| TASK |
Your task is to output all the records below, word for word.

(Source data)
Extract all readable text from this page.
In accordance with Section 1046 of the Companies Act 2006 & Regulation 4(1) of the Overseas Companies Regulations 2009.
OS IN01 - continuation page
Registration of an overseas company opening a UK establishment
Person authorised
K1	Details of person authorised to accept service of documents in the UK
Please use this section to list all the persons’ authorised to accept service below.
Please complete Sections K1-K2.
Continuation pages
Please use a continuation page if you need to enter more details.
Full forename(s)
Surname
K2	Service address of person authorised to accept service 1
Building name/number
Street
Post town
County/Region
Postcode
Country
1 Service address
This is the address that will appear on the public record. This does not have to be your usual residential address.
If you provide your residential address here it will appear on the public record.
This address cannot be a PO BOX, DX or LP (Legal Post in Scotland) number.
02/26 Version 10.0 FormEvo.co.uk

| THE SOLUTION |
Extract all readable text from this page.
In accordance with Section 1046 of the Companies Act 2006 & Regulation 4(1) of the Overseas Companies Regulations 2009.
OS IN01 - continuation page
Registration of an overseas company opening a UK establishment
Person authorised
K1	Details of person authorised to accept service of documents in the UK
Please use this section to list all the persons’ authorised to accept service below.
Please complete Sections K1-K2.
Continuation pages
Please use a continuation page if you need to enter more details.
Full forename(s)
Surname
K2	Service address of person authorised to accept service 1
Building name/number
Street
Post town
County/Region
Postcode
Country
1 Service address
This is the address that will appear on the public record. This does not have to be your usual residential address.
If you provide your residential address here it will appear on the public record.
This address cannot be a PO BOX, DX or LP (Legal Post in Scotland) number.
02/26 Version 10.0 FormEvo.co.uk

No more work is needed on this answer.